Task statement:
Across the listing below, how many lines hold "семьи"? Reply with the number by itself.
■ ■ ■ ■
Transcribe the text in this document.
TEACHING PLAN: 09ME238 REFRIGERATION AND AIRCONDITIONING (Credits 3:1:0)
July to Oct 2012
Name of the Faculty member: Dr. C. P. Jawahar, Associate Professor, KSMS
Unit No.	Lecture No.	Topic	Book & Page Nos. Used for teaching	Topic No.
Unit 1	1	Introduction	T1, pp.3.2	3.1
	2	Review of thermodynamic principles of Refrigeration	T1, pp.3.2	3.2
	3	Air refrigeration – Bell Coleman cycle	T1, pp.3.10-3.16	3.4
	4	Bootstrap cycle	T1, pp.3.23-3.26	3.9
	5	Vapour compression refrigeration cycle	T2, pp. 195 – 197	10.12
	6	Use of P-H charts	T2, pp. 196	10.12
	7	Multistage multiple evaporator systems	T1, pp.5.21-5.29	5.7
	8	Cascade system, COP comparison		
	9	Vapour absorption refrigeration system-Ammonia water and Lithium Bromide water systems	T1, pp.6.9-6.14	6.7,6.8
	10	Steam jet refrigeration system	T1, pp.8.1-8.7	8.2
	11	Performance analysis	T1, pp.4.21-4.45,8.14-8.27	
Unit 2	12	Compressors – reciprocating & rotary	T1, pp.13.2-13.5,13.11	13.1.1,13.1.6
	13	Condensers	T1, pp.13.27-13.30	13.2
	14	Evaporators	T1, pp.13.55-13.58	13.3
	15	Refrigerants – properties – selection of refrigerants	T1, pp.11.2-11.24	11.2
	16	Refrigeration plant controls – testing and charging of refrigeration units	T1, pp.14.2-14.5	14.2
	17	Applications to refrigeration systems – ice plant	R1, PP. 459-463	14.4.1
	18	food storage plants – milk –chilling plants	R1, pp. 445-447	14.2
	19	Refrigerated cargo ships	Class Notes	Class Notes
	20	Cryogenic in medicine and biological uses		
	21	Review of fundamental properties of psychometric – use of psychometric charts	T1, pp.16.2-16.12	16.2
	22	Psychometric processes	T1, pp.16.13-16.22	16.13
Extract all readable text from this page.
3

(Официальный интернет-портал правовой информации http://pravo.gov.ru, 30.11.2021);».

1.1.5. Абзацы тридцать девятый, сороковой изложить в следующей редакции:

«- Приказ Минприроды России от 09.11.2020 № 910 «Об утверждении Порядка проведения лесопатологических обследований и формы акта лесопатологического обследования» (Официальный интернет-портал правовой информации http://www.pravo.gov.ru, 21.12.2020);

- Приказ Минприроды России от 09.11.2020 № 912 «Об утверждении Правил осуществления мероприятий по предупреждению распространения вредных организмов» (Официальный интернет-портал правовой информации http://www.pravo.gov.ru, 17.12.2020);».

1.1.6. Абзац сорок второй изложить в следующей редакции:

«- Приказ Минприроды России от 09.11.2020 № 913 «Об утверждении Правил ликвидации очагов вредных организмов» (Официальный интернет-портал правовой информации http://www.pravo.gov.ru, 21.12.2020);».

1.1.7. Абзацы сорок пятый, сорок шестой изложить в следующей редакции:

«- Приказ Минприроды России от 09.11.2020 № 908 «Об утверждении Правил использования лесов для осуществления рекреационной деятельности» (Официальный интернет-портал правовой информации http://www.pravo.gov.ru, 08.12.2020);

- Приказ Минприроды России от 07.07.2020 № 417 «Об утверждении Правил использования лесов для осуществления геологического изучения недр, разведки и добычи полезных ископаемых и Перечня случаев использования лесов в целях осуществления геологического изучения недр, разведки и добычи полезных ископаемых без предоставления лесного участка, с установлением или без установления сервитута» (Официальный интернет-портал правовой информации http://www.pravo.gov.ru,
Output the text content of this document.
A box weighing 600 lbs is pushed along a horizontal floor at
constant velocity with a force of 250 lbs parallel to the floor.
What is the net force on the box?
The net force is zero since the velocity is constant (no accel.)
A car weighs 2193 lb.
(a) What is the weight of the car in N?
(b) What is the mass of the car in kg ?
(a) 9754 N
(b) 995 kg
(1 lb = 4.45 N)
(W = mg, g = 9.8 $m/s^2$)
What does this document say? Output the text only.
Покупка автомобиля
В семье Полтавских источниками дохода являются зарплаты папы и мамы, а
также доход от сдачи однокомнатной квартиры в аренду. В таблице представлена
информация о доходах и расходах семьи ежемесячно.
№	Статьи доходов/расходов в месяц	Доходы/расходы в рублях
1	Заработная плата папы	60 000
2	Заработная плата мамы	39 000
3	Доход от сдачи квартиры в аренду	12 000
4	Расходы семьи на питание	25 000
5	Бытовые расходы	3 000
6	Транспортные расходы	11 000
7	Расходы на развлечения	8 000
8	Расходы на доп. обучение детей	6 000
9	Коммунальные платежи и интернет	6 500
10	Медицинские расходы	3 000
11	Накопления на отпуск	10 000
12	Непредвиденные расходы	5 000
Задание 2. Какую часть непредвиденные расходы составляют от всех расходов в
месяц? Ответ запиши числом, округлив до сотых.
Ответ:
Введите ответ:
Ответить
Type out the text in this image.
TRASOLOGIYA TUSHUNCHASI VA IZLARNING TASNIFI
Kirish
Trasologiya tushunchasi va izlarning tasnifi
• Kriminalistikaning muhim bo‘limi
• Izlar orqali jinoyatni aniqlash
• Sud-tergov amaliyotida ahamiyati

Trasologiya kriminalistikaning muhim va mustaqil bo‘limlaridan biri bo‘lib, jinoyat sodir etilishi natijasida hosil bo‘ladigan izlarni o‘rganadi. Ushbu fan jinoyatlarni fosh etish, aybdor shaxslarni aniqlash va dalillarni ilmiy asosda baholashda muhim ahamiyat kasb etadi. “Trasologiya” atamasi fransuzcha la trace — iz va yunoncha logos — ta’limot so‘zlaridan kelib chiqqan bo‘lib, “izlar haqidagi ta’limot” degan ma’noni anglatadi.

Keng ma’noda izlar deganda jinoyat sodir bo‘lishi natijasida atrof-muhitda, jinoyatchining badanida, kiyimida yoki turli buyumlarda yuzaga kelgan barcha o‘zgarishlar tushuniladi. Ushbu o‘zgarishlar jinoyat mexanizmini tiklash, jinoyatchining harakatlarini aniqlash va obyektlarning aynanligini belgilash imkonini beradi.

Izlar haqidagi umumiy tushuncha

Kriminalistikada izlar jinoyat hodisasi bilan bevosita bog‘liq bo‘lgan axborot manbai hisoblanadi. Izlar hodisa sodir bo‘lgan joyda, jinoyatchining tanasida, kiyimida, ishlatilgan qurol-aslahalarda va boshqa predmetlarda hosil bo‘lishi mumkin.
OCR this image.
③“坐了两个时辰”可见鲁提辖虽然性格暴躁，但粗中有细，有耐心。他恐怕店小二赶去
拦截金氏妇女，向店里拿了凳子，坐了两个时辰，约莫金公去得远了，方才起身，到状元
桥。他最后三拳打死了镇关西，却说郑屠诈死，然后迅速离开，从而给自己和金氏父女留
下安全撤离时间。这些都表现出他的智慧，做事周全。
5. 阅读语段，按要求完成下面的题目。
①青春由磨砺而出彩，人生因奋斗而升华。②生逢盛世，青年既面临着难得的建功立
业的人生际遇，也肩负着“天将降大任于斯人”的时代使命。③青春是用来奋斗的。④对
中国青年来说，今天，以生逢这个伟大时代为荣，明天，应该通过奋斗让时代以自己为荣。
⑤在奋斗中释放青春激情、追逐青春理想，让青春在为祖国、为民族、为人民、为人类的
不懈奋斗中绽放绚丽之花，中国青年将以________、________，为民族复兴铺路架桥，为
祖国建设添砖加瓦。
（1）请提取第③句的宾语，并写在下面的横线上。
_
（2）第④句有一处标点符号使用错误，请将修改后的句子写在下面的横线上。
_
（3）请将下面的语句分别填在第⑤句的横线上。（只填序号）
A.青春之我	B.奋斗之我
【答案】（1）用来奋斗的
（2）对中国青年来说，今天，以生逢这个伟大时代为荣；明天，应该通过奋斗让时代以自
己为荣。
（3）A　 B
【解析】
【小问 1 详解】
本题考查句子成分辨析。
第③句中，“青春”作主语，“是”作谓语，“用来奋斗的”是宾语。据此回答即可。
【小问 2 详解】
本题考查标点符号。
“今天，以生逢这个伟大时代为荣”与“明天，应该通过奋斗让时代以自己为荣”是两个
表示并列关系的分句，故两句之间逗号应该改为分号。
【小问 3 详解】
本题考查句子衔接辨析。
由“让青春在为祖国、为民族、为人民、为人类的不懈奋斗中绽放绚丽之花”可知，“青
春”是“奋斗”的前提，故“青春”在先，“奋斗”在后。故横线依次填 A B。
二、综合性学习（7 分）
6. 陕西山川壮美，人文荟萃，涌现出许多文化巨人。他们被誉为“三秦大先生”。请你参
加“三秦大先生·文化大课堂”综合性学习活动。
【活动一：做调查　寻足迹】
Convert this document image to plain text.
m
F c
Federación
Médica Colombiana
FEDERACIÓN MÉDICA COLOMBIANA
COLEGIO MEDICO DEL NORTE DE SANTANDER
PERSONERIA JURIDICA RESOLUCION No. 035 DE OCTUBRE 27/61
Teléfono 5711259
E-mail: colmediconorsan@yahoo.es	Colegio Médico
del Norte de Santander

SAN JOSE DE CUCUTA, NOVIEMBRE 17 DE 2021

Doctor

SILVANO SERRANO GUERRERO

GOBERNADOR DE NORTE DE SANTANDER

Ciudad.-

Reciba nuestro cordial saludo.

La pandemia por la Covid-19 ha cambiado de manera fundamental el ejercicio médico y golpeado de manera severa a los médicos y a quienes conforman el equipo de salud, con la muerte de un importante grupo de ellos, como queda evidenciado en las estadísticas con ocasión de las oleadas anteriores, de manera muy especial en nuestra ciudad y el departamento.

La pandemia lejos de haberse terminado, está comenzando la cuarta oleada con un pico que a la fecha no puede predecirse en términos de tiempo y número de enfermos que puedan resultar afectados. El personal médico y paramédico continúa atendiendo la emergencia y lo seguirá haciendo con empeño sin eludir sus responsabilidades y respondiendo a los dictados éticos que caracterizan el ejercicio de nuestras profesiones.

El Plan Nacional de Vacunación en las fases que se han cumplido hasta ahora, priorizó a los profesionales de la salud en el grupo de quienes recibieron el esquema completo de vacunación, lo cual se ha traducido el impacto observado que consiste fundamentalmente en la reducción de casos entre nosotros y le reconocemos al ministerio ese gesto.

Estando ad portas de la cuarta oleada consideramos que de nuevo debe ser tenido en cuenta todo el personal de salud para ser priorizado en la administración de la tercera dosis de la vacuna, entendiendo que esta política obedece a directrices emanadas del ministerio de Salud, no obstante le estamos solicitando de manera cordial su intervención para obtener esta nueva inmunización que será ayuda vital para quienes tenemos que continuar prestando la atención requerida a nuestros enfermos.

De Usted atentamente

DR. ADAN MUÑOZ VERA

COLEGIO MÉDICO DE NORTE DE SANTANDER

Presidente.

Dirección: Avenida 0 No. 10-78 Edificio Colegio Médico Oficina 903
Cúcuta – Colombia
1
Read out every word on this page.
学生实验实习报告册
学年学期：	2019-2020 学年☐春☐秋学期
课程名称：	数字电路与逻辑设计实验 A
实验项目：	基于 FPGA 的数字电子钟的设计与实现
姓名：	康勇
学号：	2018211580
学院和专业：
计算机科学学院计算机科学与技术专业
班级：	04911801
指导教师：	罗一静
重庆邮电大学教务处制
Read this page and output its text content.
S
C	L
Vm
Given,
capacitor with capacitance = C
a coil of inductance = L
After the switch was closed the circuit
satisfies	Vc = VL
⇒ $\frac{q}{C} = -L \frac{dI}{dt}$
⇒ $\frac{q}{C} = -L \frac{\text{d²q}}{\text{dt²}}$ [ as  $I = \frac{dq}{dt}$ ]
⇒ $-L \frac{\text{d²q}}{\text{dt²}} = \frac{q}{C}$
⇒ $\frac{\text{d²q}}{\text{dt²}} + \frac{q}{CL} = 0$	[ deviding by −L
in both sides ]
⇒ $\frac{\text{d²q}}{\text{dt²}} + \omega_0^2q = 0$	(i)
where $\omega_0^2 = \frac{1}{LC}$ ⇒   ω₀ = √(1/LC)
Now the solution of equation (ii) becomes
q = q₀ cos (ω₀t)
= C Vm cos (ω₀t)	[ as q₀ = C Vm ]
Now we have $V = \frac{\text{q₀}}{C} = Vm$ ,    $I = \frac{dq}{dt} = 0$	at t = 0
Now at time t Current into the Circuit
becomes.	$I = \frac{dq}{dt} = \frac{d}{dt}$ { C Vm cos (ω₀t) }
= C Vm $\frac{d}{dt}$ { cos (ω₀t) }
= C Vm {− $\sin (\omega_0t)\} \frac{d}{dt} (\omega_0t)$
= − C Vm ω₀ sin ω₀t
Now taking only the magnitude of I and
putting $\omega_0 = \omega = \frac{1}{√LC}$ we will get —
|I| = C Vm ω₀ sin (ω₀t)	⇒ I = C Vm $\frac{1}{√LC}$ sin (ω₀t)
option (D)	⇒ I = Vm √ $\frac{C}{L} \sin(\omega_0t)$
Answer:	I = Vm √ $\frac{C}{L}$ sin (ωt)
■ ■ ■ ■
Full answer:
2